*** Entries shown ***

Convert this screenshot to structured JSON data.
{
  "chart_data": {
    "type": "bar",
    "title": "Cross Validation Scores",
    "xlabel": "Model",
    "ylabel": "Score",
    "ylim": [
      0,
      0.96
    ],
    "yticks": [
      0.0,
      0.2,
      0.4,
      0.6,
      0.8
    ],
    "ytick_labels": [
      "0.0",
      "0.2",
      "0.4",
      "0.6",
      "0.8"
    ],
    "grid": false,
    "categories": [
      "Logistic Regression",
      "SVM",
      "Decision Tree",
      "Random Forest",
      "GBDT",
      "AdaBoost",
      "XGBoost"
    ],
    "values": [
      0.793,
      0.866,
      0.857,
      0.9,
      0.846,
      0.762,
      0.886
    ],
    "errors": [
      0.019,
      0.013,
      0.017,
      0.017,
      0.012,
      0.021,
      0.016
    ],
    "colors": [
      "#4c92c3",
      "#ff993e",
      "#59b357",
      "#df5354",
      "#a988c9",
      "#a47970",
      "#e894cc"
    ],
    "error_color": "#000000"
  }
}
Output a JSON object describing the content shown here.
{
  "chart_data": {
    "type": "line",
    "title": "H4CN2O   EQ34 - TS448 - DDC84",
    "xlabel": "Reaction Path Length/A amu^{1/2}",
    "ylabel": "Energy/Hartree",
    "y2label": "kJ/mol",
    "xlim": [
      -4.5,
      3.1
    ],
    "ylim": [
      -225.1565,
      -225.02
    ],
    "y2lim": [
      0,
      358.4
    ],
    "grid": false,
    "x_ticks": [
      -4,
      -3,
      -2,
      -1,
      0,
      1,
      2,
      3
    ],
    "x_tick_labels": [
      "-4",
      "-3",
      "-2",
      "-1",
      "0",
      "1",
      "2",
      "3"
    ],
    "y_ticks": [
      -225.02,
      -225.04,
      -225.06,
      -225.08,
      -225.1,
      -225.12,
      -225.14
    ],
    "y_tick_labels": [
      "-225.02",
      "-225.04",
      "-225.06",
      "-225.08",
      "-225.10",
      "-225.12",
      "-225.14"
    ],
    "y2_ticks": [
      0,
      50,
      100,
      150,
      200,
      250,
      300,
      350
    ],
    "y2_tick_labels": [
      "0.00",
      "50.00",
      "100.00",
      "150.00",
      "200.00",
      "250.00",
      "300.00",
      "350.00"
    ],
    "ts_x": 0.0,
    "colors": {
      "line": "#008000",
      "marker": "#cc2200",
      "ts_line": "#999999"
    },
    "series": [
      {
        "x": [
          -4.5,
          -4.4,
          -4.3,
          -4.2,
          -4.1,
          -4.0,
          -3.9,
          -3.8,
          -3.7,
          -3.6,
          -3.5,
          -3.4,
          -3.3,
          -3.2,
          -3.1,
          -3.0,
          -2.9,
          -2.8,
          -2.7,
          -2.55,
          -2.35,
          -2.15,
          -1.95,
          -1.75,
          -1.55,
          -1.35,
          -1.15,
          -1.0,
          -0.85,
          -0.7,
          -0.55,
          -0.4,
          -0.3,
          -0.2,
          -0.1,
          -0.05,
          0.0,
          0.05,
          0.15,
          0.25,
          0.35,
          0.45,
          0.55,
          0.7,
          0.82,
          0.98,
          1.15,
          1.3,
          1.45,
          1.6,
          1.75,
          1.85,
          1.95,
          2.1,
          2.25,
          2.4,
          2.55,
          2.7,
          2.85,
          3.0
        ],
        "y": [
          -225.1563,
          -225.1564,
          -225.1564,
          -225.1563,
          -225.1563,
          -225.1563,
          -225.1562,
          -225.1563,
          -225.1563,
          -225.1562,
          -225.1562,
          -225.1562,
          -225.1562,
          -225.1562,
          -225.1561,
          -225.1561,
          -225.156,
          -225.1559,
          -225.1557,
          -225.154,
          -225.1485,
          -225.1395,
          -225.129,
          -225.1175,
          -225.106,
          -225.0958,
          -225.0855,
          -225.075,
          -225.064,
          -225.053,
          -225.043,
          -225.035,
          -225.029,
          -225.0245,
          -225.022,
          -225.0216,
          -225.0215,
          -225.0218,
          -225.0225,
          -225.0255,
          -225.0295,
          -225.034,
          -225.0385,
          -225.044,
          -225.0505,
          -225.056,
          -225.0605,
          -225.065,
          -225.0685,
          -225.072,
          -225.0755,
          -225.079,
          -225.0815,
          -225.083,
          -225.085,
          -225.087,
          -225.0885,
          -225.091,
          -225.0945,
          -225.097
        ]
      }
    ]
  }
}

***

Problem description – Only lines holding the string "JSON" are wanted; gather each one from the entries above.

Expected answer –
Convert this screenshot to structured JSON data.
Output a JSON object describing the content shown here.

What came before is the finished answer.